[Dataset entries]
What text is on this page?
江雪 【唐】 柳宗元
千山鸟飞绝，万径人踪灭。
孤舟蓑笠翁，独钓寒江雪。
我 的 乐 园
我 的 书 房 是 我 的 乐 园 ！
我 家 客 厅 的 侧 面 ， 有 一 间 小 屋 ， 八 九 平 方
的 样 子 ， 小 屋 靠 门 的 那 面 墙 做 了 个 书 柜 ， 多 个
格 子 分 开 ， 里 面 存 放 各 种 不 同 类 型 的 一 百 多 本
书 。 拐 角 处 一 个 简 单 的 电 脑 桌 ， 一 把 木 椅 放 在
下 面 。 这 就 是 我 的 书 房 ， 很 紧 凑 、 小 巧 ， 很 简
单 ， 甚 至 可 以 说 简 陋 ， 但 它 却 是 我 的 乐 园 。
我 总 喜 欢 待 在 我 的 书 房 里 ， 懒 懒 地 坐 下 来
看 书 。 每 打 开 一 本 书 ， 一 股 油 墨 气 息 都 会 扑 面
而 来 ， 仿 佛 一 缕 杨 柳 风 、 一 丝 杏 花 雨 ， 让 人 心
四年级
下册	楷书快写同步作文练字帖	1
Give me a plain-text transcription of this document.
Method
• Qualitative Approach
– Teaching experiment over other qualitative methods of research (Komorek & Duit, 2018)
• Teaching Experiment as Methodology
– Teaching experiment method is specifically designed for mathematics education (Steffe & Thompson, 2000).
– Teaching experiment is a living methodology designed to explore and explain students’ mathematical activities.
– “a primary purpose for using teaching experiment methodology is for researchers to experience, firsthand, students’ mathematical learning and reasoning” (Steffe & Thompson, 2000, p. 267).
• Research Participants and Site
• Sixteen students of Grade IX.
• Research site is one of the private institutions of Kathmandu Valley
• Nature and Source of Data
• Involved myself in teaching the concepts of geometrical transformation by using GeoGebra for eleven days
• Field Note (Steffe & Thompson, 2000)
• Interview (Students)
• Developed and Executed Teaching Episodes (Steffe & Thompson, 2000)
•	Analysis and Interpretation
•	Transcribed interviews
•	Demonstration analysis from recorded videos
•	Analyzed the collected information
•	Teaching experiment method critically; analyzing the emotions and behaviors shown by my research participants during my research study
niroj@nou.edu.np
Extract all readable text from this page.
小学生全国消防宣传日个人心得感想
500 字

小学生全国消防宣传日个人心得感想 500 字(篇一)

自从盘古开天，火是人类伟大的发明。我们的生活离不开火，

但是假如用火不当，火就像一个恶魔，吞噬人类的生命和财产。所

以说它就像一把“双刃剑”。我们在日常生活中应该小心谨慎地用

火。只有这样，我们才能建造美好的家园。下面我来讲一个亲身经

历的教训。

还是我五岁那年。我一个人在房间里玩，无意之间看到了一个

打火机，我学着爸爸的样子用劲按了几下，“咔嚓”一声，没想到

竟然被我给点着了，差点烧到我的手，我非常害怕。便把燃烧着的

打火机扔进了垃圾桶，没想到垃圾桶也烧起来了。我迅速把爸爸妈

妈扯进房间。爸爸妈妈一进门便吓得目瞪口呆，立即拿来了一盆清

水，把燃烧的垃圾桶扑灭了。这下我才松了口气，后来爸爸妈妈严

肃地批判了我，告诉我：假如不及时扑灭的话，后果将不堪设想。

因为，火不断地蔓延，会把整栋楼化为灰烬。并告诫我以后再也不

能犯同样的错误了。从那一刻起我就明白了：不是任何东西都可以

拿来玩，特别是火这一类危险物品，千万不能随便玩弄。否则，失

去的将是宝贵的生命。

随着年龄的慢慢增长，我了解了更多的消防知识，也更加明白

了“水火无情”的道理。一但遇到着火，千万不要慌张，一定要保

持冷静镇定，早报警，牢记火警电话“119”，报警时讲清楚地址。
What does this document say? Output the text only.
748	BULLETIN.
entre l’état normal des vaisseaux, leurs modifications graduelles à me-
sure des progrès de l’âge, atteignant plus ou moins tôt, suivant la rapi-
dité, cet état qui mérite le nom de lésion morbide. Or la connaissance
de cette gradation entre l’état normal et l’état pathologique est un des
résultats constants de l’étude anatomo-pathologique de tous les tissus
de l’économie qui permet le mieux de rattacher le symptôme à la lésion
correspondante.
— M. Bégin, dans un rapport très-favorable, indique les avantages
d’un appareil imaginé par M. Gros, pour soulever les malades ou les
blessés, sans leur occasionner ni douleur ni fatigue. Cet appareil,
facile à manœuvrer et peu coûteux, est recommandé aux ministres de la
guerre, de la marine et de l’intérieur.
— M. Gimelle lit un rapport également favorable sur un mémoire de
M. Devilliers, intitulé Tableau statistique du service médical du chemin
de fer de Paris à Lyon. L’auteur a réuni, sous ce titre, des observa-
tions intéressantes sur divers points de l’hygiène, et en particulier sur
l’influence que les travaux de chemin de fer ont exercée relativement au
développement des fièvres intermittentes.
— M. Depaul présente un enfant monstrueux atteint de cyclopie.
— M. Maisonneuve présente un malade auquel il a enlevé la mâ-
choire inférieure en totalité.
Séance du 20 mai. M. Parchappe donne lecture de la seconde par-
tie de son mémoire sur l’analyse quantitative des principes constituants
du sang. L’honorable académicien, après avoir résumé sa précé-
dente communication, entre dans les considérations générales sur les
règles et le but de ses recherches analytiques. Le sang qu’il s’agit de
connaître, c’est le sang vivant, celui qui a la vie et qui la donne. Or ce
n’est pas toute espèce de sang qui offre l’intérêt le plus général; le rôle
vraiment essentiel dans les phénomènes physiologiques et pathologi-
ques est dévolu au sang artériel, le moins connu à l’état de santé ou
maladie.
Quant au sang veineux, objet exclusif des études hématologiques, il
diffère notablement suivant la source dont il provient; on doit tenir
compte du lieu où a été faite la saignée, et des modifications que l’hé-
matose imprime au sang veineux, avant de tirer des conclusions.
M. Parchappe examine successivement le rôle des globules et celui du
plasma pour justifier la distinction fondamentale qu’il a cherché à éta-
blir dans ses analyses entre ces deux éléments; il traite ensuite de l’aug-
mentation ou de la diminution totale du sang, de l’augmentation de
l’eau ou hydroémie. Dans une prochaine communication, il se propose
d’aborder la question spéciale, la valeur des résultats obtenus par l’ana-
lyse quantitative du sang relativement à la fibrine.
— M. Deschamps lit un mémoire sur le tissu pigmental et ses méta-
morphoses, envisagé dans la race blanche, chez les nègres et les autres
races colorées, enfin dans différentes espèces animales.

*GIVEN REQUEST:* Single out each line of the records above with the string "Parchappe" in it, and copy it.

*PROBLEM SOLUTION:*
Séance du 20 mai. M. Parchappe donne lecture de la seconde par-
M. Parchappe examine successivement le rôle des globules et celui du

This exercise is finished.